(Written task): In the listing below, locate the lines that hold "TREINOS" and copy them.

(Material):
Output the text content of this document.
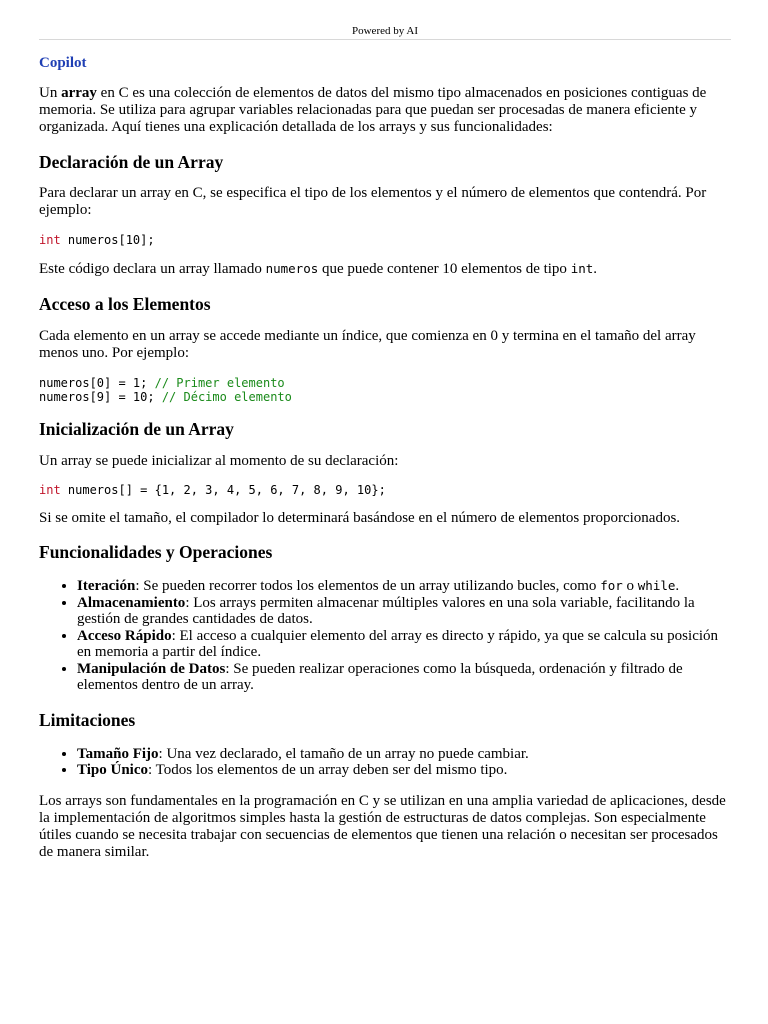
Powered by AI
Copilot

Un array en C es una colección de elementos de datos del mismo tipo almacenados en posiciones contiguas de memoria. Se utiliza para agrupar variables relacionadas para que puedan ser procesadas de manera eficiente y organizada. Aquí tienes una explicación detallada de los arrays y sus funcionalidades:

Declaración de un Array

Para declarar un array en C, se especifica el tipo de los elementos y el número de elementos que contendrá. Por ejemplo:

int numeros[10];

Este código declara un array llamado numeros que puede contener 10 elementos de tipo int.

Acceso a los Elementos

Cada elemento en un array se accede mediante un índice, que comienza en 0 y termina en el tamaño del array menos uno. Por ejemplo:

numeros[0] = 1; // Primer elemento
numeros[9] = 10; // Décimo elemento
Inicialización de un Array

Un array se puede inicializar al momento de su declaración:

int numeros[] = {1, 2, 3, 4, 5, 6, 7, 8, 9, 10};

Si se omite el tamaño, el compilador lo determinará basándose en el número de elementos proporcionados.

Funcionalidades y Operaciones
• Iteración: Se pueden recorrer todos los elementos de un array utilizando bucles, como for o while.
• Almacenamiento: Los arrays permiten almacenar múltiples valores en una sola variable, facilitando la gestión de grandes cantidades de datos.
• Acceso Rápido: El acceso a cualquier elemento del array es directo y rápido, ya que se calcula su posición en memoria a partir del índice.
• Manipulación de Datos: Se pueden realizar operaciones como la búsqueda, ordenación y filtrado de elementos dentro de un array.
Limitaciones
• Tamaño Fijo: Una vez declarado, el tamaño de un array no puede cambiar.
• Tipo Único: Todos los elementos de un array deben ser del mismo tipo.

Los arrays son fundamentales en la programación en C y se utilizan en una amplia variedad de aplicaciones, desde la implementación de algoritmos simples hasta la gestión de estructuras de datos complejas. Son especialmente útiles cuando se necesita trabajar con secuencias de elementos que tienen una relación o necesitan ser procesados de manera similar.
==
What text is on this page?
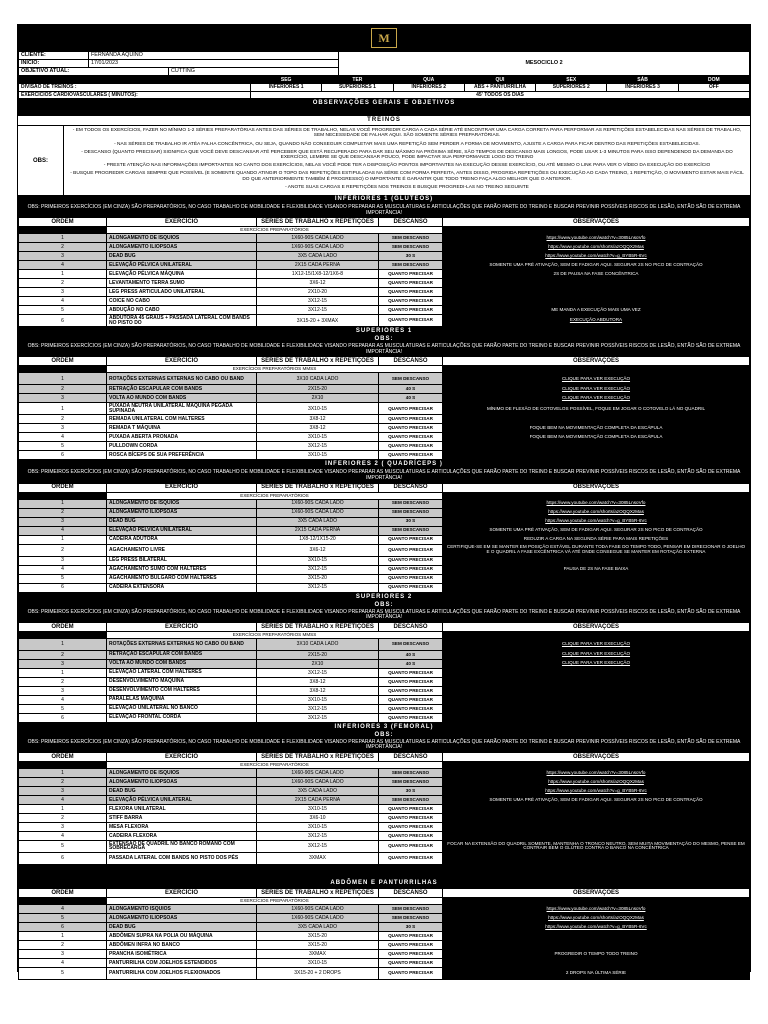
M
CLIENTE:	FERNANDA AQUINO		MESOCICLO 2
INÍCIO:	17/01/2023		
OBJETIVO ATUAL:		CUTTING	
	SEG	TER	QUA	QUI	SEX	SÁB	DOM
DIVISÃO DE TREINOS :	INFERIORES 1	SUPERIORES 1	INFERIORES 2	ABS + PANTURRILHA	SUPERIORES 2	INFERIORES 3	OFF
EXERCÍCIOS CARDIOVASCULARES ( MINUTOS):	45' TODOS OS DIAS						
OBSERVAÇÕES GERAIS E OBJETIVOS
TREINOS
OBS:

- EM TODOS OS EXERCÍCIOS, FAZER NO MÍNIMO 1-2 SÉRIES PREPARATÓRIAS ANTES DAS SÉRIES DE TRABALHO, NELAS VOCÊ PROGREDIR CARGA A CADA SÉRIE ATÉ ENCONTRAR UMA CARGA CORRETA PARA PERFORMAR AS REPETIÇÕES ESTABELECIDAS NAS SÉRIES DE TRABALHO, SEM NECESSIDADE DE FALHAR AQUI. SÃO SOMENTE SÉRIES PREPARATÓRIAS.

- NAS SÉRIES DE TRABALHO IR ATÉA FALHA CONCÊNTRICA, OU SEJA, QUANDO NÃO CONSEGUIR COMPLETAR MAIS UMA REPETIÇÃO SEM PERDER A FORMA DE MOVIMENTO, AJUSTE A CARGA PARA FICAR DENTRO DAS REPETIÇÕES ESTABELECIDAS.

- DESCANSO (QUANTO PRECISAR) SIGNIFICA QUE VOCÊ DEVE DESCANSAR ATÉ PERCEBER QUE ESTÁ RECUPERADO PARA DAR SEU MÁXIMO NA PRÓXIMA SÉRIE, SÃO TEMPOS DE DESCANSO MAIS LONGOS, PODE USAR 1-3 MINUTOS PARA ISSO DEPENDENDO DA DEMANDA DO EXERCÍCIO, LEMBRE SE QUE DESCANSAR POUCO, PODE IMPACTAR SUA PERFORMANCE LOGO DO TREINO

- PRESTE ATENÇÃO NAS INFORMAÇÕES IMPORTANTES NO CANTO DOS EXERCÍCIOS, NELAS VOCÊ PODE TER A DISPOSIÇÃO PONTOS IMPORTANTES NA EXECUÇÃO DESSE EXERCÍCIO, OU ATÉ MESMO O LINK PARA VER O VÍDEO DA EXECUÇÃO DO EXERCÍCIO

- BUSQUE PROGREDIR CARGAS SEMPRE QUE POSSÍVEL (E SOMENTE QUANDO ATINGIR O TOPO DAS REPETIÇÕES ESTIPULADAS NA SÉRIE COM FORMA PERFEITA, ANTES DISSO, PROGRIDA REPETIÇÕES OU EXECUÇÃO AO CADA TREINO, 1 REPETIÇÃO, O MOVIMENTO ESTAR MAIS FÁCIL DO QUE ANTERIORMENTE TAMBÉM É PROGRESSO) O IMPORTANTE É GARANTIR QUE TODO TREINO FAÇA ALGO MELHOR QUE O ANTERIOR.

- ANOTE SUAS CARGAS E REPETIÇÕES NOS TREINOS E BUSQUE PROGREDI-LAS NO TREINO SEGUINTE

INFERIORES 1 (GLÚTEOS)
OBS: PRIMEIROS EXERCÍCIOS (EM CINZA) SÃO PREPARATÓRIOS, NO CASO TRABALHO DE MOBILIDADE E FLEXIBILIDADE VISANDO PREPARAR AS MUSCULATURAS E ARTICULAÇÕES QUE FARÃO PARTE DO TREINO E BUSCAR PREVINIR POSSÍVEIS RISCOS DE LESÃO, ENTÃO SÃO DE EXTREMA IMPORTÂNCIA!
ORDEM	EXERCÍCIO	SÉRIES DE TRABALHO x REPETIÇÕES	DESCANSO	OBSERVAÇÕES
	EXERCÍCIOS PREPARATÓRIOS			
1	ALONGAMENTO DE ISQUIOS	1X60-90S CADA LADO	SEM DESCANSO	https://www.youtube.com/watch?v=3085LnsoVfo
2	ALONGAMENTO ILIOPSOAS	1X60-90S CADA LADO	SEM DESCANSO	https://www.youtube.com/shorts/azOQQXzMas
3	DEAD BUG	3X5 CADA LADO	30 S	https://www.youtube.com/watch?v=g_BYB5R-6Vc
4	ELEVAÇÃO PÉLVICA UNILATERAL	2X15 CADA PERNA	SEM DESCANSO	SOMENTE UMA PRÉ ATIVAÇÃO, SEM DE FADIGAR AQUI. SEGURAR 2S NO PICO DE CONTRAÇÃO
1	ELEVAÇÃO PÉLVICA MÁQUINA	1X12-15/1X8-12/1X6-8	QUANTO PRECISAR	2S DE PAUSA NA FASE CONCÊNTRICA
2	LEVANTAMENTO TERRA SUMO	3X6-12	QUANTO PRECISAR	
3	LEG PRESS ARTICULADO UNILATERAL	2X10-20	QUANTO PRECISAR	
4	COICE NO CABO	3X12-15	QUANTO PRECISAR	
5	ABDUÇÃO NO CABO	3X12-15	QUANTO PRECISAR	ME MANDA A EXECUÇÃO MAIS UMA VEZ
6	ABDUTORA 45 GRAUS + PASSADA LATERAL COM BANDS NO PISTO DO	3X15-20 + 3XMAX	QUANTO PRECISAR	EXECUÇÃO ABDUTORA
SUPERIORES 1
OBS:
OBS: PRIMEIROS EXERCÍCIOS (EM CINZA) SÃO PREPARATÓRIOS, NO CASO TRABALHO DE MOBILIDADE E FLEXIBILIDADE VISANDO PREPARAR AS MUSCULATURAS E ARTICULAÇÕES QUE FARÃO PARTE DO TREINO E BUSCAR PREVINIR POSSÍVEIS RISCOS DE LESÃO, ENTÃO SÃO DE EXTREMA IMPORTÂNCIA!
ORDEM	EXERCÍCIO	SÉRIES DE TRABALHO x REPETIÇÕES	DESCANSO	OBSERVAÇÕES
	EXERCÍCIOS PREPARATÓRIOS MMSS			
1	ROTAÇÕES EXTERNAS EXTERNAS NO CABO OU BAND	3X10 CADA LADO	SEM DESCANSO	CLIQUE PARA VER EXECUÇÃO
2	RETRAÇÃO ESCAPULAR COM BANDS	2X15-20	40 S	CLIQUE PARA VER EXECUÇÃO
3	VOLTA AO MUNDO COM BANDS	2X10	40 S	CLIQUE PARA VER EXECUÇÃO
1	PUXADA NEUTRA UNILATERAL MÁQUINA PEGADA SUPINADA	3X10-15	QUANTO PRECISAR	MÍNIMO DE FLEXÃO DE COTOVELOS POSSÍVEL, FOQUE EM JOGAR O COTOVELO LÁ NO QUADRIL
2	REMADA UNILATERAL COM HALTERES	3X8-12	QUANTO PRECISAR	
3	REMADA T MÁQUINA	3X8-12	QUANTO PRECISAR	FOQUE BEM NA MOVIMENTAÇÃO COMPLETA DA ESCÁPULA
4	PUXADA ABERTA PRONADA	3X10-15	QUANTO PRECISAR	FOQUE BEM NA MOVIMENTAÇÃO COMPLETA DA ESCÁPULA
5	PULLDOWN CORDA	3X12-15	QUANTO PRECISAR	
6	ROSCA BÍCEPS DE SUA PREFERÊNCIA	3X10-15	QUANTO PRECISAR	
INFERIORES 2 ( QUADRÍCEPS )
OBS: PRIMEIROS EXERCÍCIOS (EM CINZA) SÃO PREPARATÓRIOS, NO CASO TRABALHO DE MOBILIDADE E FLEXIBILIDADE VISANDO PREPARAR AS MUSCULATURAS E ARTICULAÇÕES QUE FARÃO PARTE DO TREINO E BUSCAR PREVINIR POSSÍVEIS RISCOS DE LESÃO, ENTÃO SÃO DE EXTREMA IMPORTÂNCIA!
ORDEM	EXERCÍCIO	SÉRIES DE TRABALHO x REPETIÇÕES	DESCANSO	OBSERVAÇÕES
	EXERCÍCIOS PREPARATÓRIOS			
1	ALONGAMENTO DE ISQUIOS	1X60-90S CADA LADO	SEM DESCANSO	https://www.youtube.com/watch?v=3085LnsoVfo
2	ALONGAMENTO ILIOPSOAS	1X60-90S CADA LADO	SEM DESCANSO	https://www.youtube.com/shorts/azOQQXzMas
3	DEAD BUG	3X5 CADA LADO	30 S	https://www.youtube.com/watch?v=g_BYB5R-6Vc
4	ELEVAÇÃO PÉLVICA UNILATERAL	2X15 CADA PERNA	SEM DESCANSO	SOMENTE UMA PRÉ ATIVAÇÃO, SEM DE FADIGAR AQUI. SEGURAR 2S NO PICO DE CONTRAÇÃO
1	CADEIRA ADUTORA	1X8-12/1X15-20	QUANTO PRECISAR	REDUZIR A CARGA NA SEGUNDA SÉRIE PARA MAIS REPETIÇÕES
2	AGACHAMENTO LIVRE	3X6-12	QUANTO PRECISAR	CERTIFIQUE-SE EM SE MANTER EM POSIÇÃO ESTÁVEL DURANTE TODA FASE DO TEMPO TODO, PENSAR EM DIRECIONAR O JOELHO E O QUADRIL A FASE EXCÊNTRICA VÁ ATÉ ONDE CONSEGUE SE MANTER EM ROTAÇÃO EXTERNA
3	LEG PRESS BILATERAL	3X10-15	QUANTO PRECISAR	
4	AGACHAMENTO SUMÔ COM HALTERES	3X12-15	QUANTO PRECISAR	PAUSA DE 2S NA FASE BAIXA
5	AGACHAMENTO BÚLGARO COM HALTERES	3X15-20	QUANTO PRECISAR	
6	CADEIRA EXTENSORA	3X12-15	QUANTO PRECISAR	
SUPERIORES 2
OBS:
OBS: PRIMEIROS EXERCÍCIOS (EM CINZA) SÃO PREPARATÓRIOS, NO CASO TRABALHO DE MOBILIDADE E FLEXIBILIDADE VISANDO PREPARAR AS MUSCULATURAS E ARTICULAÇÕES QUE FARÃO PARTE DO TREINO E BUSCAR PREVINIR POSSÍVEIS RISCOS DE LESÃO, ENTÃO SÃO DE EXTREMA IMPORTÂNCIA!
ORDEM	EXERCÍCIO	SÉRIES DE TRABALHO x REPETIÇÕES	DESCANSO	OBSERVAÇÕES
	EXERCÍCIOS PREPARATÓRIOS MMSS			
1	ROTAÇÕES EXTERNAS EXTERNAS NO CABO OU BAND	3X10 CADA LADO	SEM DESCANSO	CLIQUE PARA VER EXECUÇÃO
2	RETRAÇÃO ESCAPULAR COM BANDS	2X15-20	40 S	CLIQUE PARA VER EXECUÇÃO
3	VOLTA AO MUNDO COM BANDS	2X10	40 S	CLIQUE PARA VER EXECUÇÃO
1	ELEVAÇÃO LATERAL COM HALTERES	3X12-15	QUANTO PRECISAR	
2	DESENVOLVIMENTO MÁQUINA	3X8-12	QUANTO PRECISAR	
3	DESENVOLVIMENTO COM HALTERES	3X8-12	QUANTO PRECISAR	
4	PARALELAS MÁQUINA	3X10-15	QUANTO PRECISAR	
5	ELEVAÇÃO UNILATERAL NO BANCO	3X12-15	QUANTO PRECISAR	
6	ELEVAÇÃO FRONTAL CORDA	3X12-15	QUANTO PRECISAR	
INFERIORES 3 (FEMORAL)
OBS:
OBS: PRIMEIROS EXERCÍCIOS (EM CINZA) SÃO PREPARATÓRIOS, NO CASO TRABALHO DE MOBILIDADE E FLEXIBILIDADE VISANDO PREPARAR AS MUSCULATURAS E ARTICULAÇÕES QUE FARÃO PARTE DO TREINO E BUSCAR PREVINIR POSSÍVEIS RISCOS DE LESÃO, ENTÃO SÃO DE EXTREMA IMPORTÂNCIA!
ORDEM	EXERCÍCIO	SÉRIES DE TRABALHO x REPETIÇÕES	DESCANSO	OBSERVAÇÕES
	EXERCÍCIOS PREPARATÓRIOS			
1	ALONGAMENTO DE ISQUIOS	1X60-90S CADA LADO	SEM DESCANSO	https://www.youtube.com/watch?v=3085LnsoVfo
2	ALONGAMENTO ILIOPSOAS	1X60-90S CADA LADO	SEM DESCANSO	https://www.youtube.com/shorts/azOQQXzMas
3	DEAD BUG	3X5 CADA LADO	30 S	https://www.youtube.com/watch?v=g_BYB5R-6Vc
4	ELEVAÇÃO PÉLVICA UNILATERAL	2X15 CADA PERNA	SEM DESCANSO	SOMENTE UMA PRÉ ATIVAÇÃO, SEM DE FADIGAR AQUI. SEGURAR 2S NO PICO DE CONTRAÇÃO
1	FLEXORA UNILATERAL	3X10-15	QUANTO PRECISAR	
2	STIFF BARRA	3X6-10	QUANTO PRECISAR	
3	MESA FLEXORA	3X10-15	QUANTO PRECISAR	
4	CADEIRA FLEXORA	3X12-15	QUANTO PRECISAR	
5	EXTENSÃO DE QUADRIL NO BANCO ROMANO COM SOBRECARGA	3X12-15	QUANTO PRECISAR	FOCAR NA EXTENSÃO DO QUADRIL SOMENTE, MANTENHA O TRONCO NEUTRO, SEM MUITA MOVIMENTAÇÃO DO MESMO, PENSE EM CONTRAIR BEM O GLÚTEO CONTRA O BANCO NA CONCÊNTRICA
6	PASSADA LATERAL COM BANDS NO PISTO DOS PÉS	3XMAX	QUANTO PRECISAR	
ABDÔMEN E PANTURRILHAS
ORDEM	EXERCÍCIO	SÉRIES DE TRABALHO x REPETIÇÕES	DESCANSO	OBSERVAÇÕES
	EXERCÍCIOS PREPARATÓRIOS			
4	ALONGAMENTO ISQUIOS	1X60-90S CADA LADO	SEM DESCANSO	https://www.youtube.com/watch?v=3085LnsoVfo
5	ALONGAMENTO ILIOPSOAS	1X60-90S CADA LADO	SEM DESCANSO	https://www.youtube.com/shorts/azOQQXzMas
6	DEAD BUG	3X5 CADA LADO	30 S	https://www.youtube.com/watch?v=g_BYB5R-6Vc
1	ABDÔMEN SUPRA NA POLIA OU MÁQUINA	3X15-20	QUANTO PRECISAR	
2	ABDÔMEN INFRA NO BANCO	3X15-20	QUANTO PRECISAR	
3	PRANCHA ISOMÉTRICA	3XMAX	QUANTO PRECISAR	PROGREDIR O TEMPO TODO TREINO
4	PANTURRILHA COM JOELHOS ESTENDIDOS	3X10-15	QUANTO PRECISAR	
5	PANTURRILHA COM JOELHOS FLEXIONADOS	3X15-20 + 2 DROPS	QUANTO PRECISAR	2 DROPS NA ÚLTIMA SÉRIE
---
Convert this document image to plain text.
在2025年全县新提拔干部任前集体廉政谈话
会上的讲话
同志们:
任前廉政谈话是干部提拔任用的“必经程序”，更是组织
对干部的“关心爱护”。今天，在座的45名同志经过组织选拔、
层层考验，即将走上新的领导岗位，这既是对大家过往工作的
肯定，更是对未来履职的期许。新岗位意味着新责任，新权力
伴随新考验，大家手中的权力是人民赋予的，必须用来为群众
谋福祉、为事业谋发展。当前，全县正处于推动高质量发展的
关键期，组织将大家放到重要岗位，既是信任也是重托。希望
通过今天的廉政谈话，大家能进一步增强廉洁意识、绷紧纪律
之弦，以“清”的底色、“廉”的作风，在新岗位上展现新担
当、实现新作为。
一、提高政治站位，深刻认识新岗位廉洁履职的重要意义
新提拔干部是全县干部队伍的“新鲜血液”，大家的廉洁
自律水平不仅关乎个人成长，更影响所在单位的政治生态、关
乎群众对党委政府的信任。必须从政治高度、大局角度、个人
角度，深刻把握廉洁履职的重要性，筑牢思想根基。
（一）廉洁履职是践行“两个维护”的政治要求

(Result):
DIVISÃO DE TREINOS :	INFERIORES 1	SUPERIORES 1	INFERIORES 2	ABS + PANTURRILHA	SUPERIORES 2	INFERIORES 3	OFF
TREINOS
- ANOTE SUAS CARGAS E REPETIÇÕES NOS TREINOS E BUSQUE PROGREDI-LAS NO TREINO SEGUINTE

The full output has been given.